What the task asks: Search the listing below for the word "ffffff" and copy each line that holds it.

----------

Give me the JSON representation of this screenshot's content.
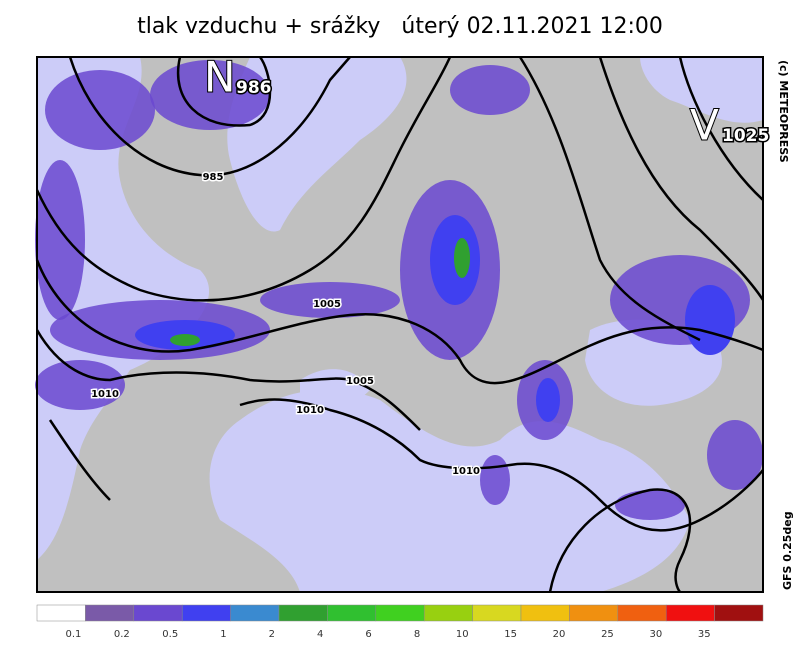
{
  "title": "tlak vzduchu + srážky   úterý 02.11.2021 12:00",
  "centers": [
    {
      "letter": "N",
      "value": 986
    },
    {
      "letter": "V",
      "value": 1025
    }
  ],
  "isobar_labels": [
    985,
    1005,
    1005,
    1010,
    1010,
    1010
  ],
  "credit": "(c) METEOPRESS",
  "model": "GFS 0.25deg",
  "legend": {
    "labels": [
      0.1,
      0.2,
      0.5,
      1,
      2,
      4,
      6,
      8,
      10,
      15,
      20,
      25,
      30,
      35
    ],
    "colors": [
      "#ffffff",
      "#7a5aa8",
      "#6a48d0",
      "#4040f0",
      "#3a8ad0",
      "#30a030",
      "#30c030",
      "#40d020",
      "#98d010",
      "#d8d820",
      "#f0c010",
      "#f09010",
      "#f06010",
      "#f01010",
      "#a01010"
    ]
  }
}
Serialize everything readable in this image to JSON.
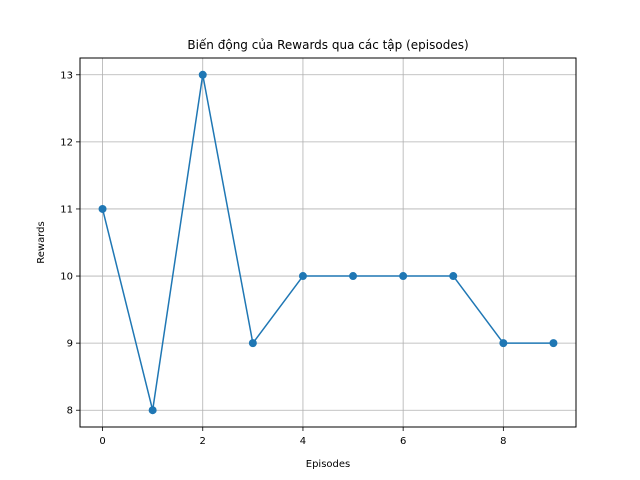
{
  "chart_data": {
    "type": "line",
    "title": "Biến động của Rewards qua các tập (episodes)",
    "xlabel": "Episodes",
    "ylabel": "Rewards",
    "xlim": [
      -0.45,
      9.45
    ],
    "ylim": [
      7.75,
      13.25
    ],
    "xticks": [
      0,
      2,
      4,
      6,
      8
    ],
    "yticks": [
      8,
      9,
      10,
      11,
      12,
      13
    ],
    "grid": true,
    "series": [
      {
        "x": [
          0,
          1,
          2,
          3,
          4,
          5,
          6,
          7,
          8,
          9
        ],
        "y": [
          11,
          8,
          13,
          9,
          10,
          10,
          10,
          10,
          9,
          9
        ],
        "color": "#1f77b4",
        "marker": "circle"
      }
    ]
  }
}
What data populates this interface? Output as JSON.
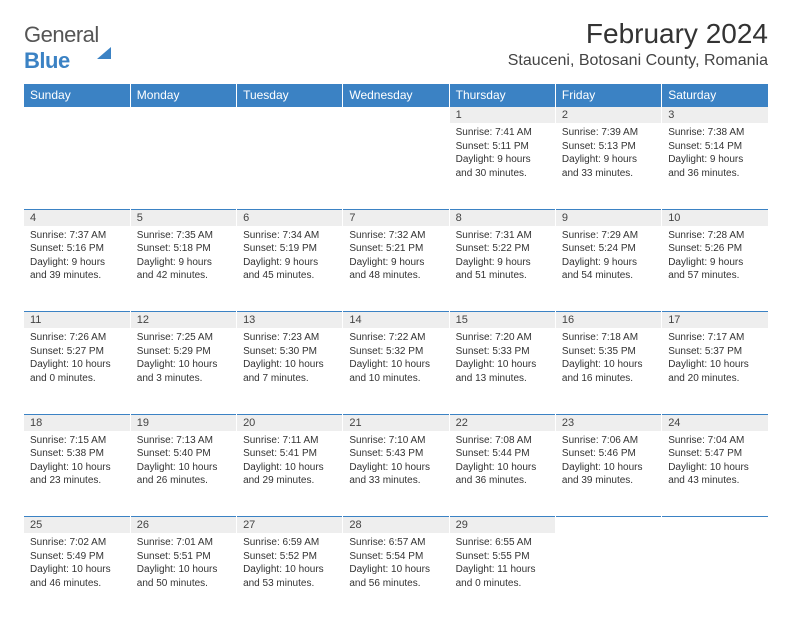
{
  "logo": {
    "word1": "General",
    "word2": "Blue"
  },
  "title": "February 2024",
  "location": "Stauceni, Botosani County, Romania",
  "colors": {
    "header_bg": "#3b82c4",
    "header_text": "#ffffff",
    "daynum_bg": "#eeeeee",
    "border": "#3b82c4",
    "text": "#333333",
    "page_bg": "#ffffff"
  },
  "typography": {
    "title_fontsize": 28,
    "location_fontsize": 16,
    "dayheader_fontsize": 12,
    "daynum_fontsize": 11,
    "cell_fontsize": 10
  },
  "day_headers": [
    "Sunday",
    "Monday",
    "Tuesday",
    "Wednesday",
    "Thursday",
    "Friday",
    "Saturday"
  ],
  "weeks": [
    [
      null,
      null,
      null,
      null,
      {
        "n": "1",
        "sr": "Sunrise: 7:41 AM",
        "ss": "Sunset: 5:11 PM",
        "d1": "Daylight: 9 hours",
        "d2": "and 30 minutes."
      },
      {
        "n": "2",
        "sr": "Sunrise: 7:39 AM",
        "ss": "Sunset: 5:13 PM",
        "d1": "Daylight: 9 hours",
        "d2": "and 33 minutes."
      },
      {
        "n": "3",
        "sr": "Sunrise: 7:38 AM",
        "ss": "Sunset: 5:14 PM",
        "d1": "Daylight: 9 hours",
        "d2": "and 36 minutes."
      }
    ],
    [
      {
        "n": "4",
        "sr": "Sunrise: 7:37 AM",
        "ss": "Sunset: 5:16 PM",
        "d1": "Daylight: 9 hours",
        "d2": "and 39 minutes."
      },
      {
        "n": "5",
        "sr": "Sunrise: 7:35 AM",
        "ss": "Sunset: 5:18 PM",
        "d1": "Daylight: 9 hours",
        "d2": "and 42 minutes."
      },
      {
        "n": "6",
        "sr": "Sunrise: 7:34 AM",
        "ss": "Sunset: 5:19 PM",
        "d1": "Daylight: 9 hours",
        "d2": "and 45 minutes."
      },
      {
        "n": "7",
        "sr": "Sunrise: 7:32 AM",
        "ss": "Sunset: 5:21 PM",
        "d1": "Daylight: 9 hours",
        "d2": "and 48 minutes."
      },
      {
        "n": "8",
        "sr": "Sunrise: 7:31 AM",
        "ss": "Sunset: 5:22 PM",
        "d1": "Daylight: 9 hours",
        "d2": "and 51 minutes."
      },
      {
        "n": "9",
        "sr": "Sunrise: 7:29 AM",
        "ss": "Sunset: 5:24 PM",
        "d1": "Daylight: 9 hours",
        "d2": "and 54 minutes."
      },
      {
        "n": "10",
        "sr": "Sunrise: 7:28 AM",
        "ss": "Sunset: 5:26 PM",
        "d1": "Daylight: 9 hours",
        "d2": "and 57 minutes."
      }
    ],
    [
      {
        "n": "11",
        "sr": "Sunrise: 7:26 AM",
        "ss": "Sunset: 5:27 PM",
        "d1": "Daylight: 10 hours",
        "d2": "and 0 minutes."
      },
      {
        "n": "12",
        "sr": "Sunrise: 7:25 AM",
        "ss": "Sunset: 5:29 PM",
        "d1": "Daylight: 10 hours",
        "d2": "and 3 minutes."
      },
      {
        "n": "13",
        "sr": "Sunrise: 7:23 AM",
        "ss": "Sunset: 5:30 PM",
        "d1": "Daylight: 10 hours",
        "d2": "and 7 minutes."
      },
      {
        "n": "14",
        "sr": "Sunrise: 7:22 AM",
        "ss": "Sunset: 5:32 PM",
        "d1": "Daylight: 10 hours",
        "d2": "and 10 minutes."
      },
      {
        "n": "15",
        "sr": "Sunrise: 7:20 AM",
        "ss": "Sunset: 5:33 PM",
        "d1": "Daylight: 10 hours",
        "d2": "and 13 minutes."
      },
      {
        "n": "16",
        "sr": "Sunrise: 7:18 AM",
        "ss": "Sunset: 5:35 PM",
        "d1": "Daylight: 10 hours",
        "d2": "and 16 minutes."
      },
      {
        "n": "17",
        "sr": "Sunrise: 7:17 AM",
        "ss": "Sunset: 5:37 PM",
        "d1": "Daylight: 10 hours",
        "d2": "and 20 minutes."
      }
    ],
    [
      {
        "n": "18",
        "sr": "Sunrise: 7:15 AM",
        "ss": "Sunset: 5:38 PM",
        "d1": "Daylight: 10 hours",
        "d2": "and 23 minutes."
      },
      {
        "n": "19",
        "sr": "Sunrise: 7:13 AM",
        "ss": "Sunset: 5:40 PM",
        "d1": "Daylight: 10 hours",
        "d2": "and 26 minutes."
      },
      {
        "n": "20",
        "sr": "Sunrise: 7:11 AM",
        "ss": "Sunset: 5:41 PM",
        "d1": "Daylight: 10 hours",
        "d2": "and 29 minutes."
      },
      {
        "n": "21",
        "sr": "Sunrise: 7:10 AM",
        "ss": "Sunset: 5:43 PM",
        "d1": "Daylight: 10 hours",
        "d2": "and 33 minutes."
      },
      {
        "n": "22",
        "sr": "Sunrise: 7:08 AM",
        "ss": "Sunset: 5:44 PM",
        "d1": "Daylight: 10 hours",
        "d2": "and 36 minutes."
      },
      {
        "n": "23",
        "sr": "Sunrise: 7:06 AM",
        "ss": "Sunset: 5:46 PM",
        "d1": "Daylight: 10 hours",
        "d2": "and 39 minutes."
      },
      {
        "n": "24",
        "sr": "Sunrise: 7:04 AM",
        "ss": "Sunset: 5:47 PM",
        "d1": "Daylight: 10 hours",
        "d2": "and 43 minutes."
      }
    ],
    [
      {
        "n": "25",
        "sr": "Sunrise: 7:02 AM",
        "ss": "Sunset: 5:49 PM",
        "d1": "Daylight: 10 hours",
        "d2": "and 46 minutes."
      },
      {
        "n": "26",
        "sr": "Sunrise: 7:01 AM",
        "ss": "Sunset: 5:51 PM",
        "d1": "Daylight: 10 hours",
        "d2": "and 50 minutes."
      },
      {
        "n": "27",
        "sr": "Sunrise: 6:59 AM",
        "ss": "Sunset: 5:52 PM",
        "d1": "Daylight: 10 hours",
        "d2": "and 53 minutes."
      },
      {
        "n": "28",
        "sr": "Sunrise: 6:57 AM",
        "ss": "Sunset: 5:54 PM",
        "d1": "Daylight: 10 hours",
        "d2": "and 56 minutes."
      },
      {
        "n": "29",
        "sr": "Sunrise: 6:55 AM",
        "ss": "Sunset: 5:55 PM",
        "d1": "Daylight: 11 hours",
        "d2": "and 0 minutes."
      },
      null,
      null
    ]
  ]
}
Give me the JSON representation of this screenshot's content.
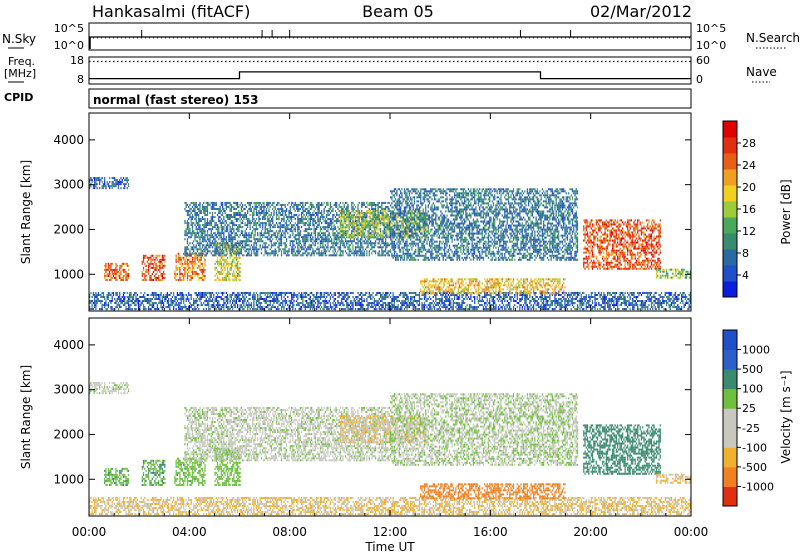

----------

Exercise answer:
      "#ffffff",
    "header_text": "#ffffff",
    "page_bg": "#ffffff"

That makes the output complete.